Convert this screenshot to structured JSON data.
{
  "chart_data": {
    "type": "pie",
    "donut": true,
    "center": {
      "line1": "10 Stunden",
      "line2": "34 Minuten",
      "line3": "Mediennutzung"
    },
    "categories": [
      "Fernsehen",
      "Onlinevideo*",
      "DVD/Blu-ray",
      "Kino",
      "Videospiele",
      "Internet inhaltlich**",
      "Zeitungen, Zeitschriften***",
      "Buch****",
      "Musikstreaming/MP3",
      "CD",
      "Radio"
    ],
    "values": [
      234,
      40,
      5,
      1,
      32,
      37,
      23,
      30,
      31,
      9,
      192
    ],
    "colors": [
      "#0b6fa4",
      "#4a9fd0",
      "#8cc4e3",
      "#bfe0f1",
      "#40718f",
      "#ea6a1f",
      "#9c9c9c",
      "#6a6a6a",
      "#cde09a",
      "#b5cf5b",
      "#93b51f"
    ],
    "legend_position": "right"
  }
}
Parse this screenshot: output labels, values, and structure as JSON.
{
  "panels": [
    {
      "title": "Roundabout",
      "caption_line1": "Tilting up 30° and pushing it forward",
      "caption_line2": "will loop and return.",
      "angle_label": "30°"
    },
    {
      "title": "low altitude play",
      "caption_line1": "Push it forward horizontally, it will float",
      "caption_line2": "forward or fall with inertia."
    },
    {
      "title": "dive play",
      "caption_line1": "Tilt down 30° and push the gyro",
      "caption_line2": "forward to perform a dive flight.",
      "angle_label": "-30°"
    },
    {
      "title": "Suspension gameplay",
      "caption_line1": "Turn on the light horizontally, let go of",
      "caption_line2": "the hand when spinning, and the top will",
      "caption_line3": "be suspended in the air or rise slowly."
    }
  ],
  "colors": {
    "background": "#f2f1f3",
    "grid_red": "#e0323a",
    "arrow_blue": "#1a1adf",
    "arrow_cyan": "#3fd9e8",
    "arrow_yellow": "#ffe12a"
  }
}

====

What this task involves:
Print all of the entries exactly as they are written.

Result:
Convert this screenshot to structured JSON data.
{
  "chart_data": {
    "type": "pie",
    "donut": true,
    "center": {
      "line1": "10 Stunden",
      "line2": "34 Minuten",
      "line3": "Mediennutzung"
    },
    "categories": [
      "Fernsehen",
      "Onlinevideo*",
      "DVD/Blu-ray",
      "Kino",
      "Videospiele",
      "Internet inhaltlich**",
      "Zeitungen, Zeitschriften***",
      "Buch****",
      "Musikstreaming/MP3",
      "CD",
      "Radio"
    ],
    "values": [
      234,
      40,
      5,
      1,
      32,
      37,
      23,
      30,
      31,
      9,
      192
    ],
    "colors": [
      "#0b6fa4",
      "#4a9fd0",
      "#8cc4e3",
      "#bfe0f1",
      "#40718f",
      "#ea6a1f",
      "#9c9c9c",
      "#6a6a6a",
      "#cde09a",
      "#b5cf5b",
      "#93b51f"
    ],
    "legend_position": "right"
  }
}
Parse this screenshot: output labels, values, and structure as JSON.
{
  "panels": [
    {
      "title": "Roundabout",
      "caption_line1": "Tilting up 30° and pushing it forward",
      "caption_line2": "will loop and return.",
      "angle_label": "30°"
    },
    {
      "title": "low altitude play",
      "caption_line1": "Push it forward horizontally, it will float",
      "caption_line2": "forward or fall with inertia."
    },
    {
      "title": "dive play",
      "caption_line1": "Tilt down 30° and push the gyro",
      "caption_line2": "forward to perform a dive flight.",
      "angle_label": "-30°"
    },
    {
      "title": "Suspension gameplay",
      "caption_line1": "Turn on the light horizontally, let go of",
      "caption_line2": "the hand when spinning, and the top will",
      "caption_line3": "be suspended in the air or rise slowly."
    }
  ],
  "colors": {
    "background": "#f2f1f3",
    "grid_red": "#e0323a",
    "arrow_blue": "#1a1adf",
    "arrow_cyan": "#3fd9e8",
    "arrow_yellow": "#ffe12a"
  }
}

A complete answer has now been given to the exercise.